■ Stated problem: From the entries below, say how many lines carry the word "title", and give nothing but the number.

### Material for the task

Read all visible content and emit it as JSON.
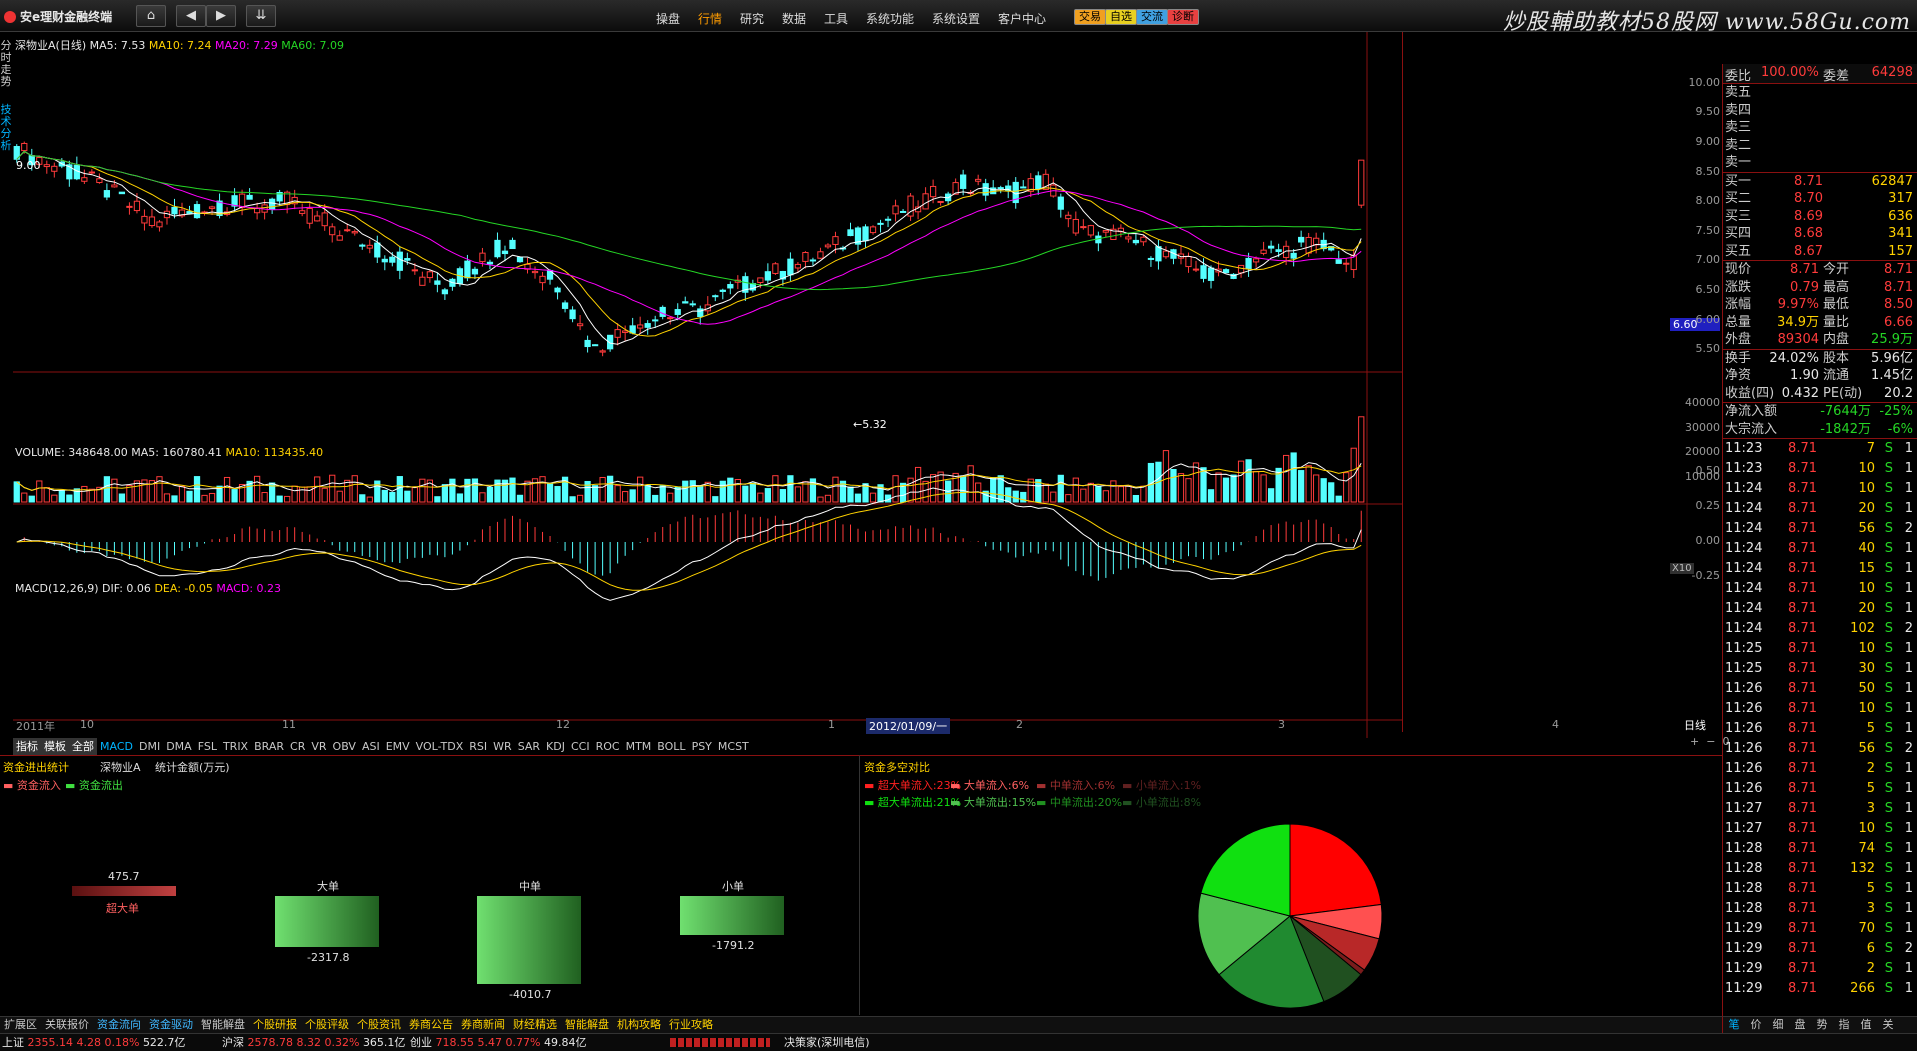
{
  "window": {
    "title": "安e理财金融终端"
  },
  "toolbar": {
    "home": "⌂",
    "prev": "◀",
    "next": "▶",
    "menu_down": "⇊"
  },
  "menus": [
    "操盘",
    "行情",
    "研究",
    "数据",
    "工具",
    "系统功能",
    "系统设置",
    "客户中心"
  ],
  "active_menu": "行情",
  "quick_buttons": [
    {
      "label": "交易",
      "color": "#f0a020"
    },
    {
      "label": "自选",
      "color": "#e8d020"
    },
    {
      "label": "交流",
      "color": "#40a0e0"
    },
    {
      "label": "诊断",
      "color": "#e84040"
    }
  ],
  "watermark": "炒股輔助教材58股网 www.58Gu.com",
  "vtabs": {
    "time": "分时走势",
    "tech": "技术分析"
  },
  "price_chart": {
    "label": "深物业A(日线)",
    "ma5": "MA5: 7.53",
    "ma10": "MA10: 7.24",
    "ma20": "MA20: 7.29",
    "ma60": "MA60: 7.09",
    "high_mark": "9.00",
    "low_mark": "←5.32",
    "cur_price_tag": "6.60",
    "yaxis": [
      "10.00",
      "9.50",
      "9.00",
      "8.50",
      "8.00",
      "7.50",
      "7.00",
      "6.50",
      "6.00",
      "5.50"
    ],
    "colors": {
      "ma5": "#ffffff",
      "ma10": "#ffd200",
      "ma20": "#ff00ff",
      "ma60": "#25d625",
      "up": "#ff3b3b",
      "down": "#54ffff"
    }
  },
  "volume_chart": {
    "label": "VOLUME: 348648.00",
    "ma5": "MA5: 160780.41",
    "ma10": "MA10: 113435.40",
    "yaxis": [
      "40000",
      "30000",
      "20000",
      "10000"
    ],
    "unit": "X10"
  },
  "macd_chart": {
    "label": "MACD(12,26,9)",
    "dif": "DIF: 0.06",
    "dea": "DEA: -0.05",
    "macd": "MACD: 0.23",
    "yaxis": [
      "0.50",
      "0.25",
      "0.00",
      "-0.25"
    ]
  },
  "x_axis": {
    "labels": [
      "2011年",
      "10",
      "11",
      "12",
      "1",
      "2",
      "3",
      "4"
    ],
    "cursor_date": "2012/01/09/一",
    "period": "日线"
  },
  "indicator_tabs": [
    "指标",
    "模板",
    "全部",
    "MACD",
    "DMI",
    "DMA",
    "FSL",
    "TRIX",
    "BRAR",
    "CR",
    "VR",
    "OBV",
    "ASI",
    "EMV",
    "VOL-TDX",
    "RSI",
    "WR",
    "SAR",
    "KDJ",
    "CCI",
    "ROC",
    "MTM",
    "BOLL",
    "PSY",
    "MCST"
  ],
  "flow_panel": {
    "title": "资金进出统计",
    "stock": "深物业A",
    "unit": "统计金额(万元)",
    "legend_in": "资金流入",
    "legend_out": "资金流出",
    "groups": [
      {
        "name": "超大单",
        "value": 475.7
      },
      {
        "name": "大单",
        "value": -2317.8
      },
      {
        "name": "中单",
        "value": -4010.7
      },
      {
        "name": "小单",
        "value": -1791.2
      }
    ]
  },
  "pie_panel": {
    "title": "资金多空对比",
    "legend": [
      {
        "label": "超大单流入:",
        "pct": "23%",
        "color": "#ff2020"
      },
      {
        "label": "大单流入:",
        "pct": "6%",
        "color": "#ff6060"
      },
      {
        "label": "中单流入:",
        "pct": "6%",
        "color": "#a03030"
      },
      {
        "label": "小单流入:",
        "pct": "1%",
        "color": "#602020"
      },
      {
        "label": "超大单流出:",
        "pct": "21%",
        "color": "#10e010"
      },
      {
        "label": "大单流出:",
        "pct": "15%",
        "color": "#50c050"
      },
      {
        "label": "中单流出:",
        "pct": "20%",
        "color": "#209020"
      },
      {
        "label": "小单流出:",
        "pct": "8%",
        "color": "#205020"
      }
    ],
    "slices": [
      23,
      6,
      6,
      1,
      8,
      20,
      15,
      21
    ],
    "slice_colors": [
      "#ff0000",
      "#ff5050",
      "#b82828",
      "#7a1c1c",
      "#205020",
      "#208a30",
      "#50c050",
      "#10e010"
    ]
  },
  "quote": {
    "ratio": {
      "k1": "委比",
      "v1": "100.00%",
      "k2": "委差",
      "v2": "64298"
    },
    "asks": [
      "卖五",
      "卖四",
      "卖三",
      "卖二",
      "卖一"
    ],
    "bids": [
      {
        "k": "买一",
        "p": "8.71",
        "v": "62847"
      },
      {
        "k": "买二",
        "p": "8.70",
        "v": "317"
      },
      {
        "k": "买三",
        "p": "8.69",
        "v": "636"
      },
      {
        "k": "买四",
        "p": "8.68",
        "v": "341"
      },
      {
        "k": "买五",
        "p": "8.67",
        "v": "157"
      }
    ],
    "stats": [
      [
        {
          "k": "现价",
          "v": "8.71",
          "c": "red"
        },
        {
          "k": "今开",
          "v": "8.71",
          "c": "red"
        }
      ],
      [
        {
          "k": "涨跌",
          "v": "0.79",
          "c": "red"
        },
        {
          "k": "最高",
          "v": "8.71",
          "c": "red"
        }
      ],
      [
        {
          "k": "涨幅",
          "v": "9.97%",
          "c": "red"
        },
        {
          "k": "最低",
          "v": "8.50",
          "c": "red"
        }
      ],
      [
        {
          "k": "总量",
          "v": "34.9万",
          "c": "yellow"
        },
        {
          "k": "量比",
          "v": "6.66",
          "c": "red"
        }
      ],
      [
        {
          "k": "外盘",
          "v": "89304",
          "c": "red"
        },
        {
          "k": "内盘",
          "v": "25.9万",
          "c": "green"
        }
      ],
      [
        {
          "k": "换手",
          "v": "24.02%",
          "c": "white"
        },
        {
          "k": "股本",
          "v": "5.96亿",
          "c": "white"
        }
      ],
      [
        {
          "k": "净资",
          "v": "1.90",
          "c": "white"
        },
        {
          "k": "流通",
          "v": "1.45亿",
          "c": "white"
        }
      ],
      [
        {
          "k": "收益(四)",
          "v": "0.432",
          "c": "white"
        },
        {
          "k": "PE(动)",
          "v": "20.2",
          "c": "white"
        }
      ]
    ],
    "net_flow": {
      "k": "净流入额",
      "v1": "-7644万",
      "v2": "-25%"
    },
    "block_flow": {
      "k": "大宗流入",
      "v1": "-1842万",
      "v2": "-6%"
    }
  },
  "ticks": [
    {
      "t": "11:23",
      "p": "8.71",
      "v": "7",
      "d": "S",
      "n": "1"
    },
    {
      "t": "11:23",
      "p": "8.71",
      "v": "10",
      "d": "S",
      "n": "1"
    },
    {
      "t": "11:24",
      "p": "8.71",
      "v": "10",
      "d": "S",
      "n": "1"
    },
    {
      "t": "11:24",
      "p": "8.71",
      "v": "20",
      "d": "S",
      "n": "1"
    },
    {
      "t": "11:24",
      "p": "8.71",
      "v": "56",
      "d": "S",
      "n": "2"
    },
    {
      "t": "11:24",
      "p": "8.71",
      "v": "40",
      "d": "S",
      "n": "1"
    },
    {
      "t": "11:24",
      "p": "8.71",
      "v": "15",
      "d": "S",
      "n": "1"
    },
    {
      "t": "11:24",
      "p": "8.71",
      "v": "10",
      "d": "S",
      "n": "1"
    },
    {
      "t": "11:24",
      "p": "8.71",
      "v": "20",
      "d": "S",
      "n": "1"
    },
    {
      "t": "11:24",
      "p": "8.71",
      "v": "102",
      "d": "S",
      "n": "2"
    },
    {
      "t": "11:25",
      "p": "8.71",
      "v": "10",
      "d": "S",
      "n": "1"
    },
    {
      "t": "11:25",
      "p": "8.71",
      "v": "30",
      "d": "S",
      "n": "1"
    },
    {
      "t": "11:26",
      "p": "8.71",
      "v": "50",
      "d": "S",
      "n": "1"
    },
    {
      "t": "11:26",
      "p": "8.71",
      "v": "10",
      "d": "S",
      "n": "1"
    },
    {
      "t": "11:26",
      "p": "8.71",
      "v": "5",
      "d": "S",
      "n": "1"
    },
    {
      "t": "11:26",
      "p": "8.71",
      "v": "56",
      "d": "S",
      "n": "2"
    },
    {
      "t": "11:26",
      "p": "8.71",
      "v": "2",
      "d": "S",
      "n": "1"
    },
    {
      "t": "11:26",
      "p": "8.71",
      "v": "5",
      "d": "S",
      "n": "1"
    },
    {
      "t": "11:27",
      "p": "8.71",
      "v": "3",
      "d": "S",
      "n": "1"
    },
    {
      "t": "11:27",
      "p": "8.71",
      "v": "10",
      "d": "S",
      "n": "1"
    },
    {
      "t": "11:28",
      "p": "8.71",
      "v": "74",
      "d": "S",
      "n": "1"
    },
    {
      "t": "11:28",
      "p": "8.71",
      "v": "132",
      "d": "S",
      "n": "1"
    },
    {
      "t": "11:28",
      "p": "8.71",
      "v": "5",
      "d": "S",
      "n": "1"
    },
    {
      "t": "11:28",
      "p": "8.71",
      "v": "3",
      "d": "S",
      "n": "1"
    },
    {
      "t": "11:29",
      "p": "8.71",
      "v": "70",
      "d": "S",
      "n": "1"
    },
    {
      "t": "11:29",
      "p": "8.71",
      "v": "6",
      "d": "S",
      "n": "2"
    },
    {
      "t": "11:29",
      "p": "8.71",
      "v": "2",
      "d": "S",
      "n": "1"
    },
    {
      "t": "11:29",
      "p": "8.71",
      "v": "266",
      "d": "S",
      "n": "1"
    }
  ],
  "right_tabs": [
    "笔",
    "价",
    "细",
    "盘",
    "势",
    "指",
    "值",
    "关"
  ],
  "footer_nav": [
    "扩展区",
    "关联报价",
    "资金流向",
    "资金驱动",
    "智能解盘",
    "个股研报",
    "个股评级",
    "个股资讯",
    "券商公告",
    "券商新闻",
    "财经精选",
    "智能解盘",
    "机构攻略",
    "行业攻略"
  ],
  "footer_nav_active": [
    "资金流向",
    "资金驱动"
  ],
  "status": [
    {
      "name": "上证",
      "val": "2355.14",
      "chg": "4.28",
      "pct": "0.18%",
      "amt": "522.7亿"
    },
    {
      "name": "沪深",
      "val": "2578.78",
      "chg": "8.32",
      "pct": "0.32%",
      "amt": "365.1亿"
    },
    {
      "name": "创业",
      "val": "718.55",
      "chg": "5.47",
      "pct": "0.77%",
      "amt": "49.84亿"
    }
  ],
  "status_source": "决策家(深圳电信)"
}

######

■ Solution to this problem: 3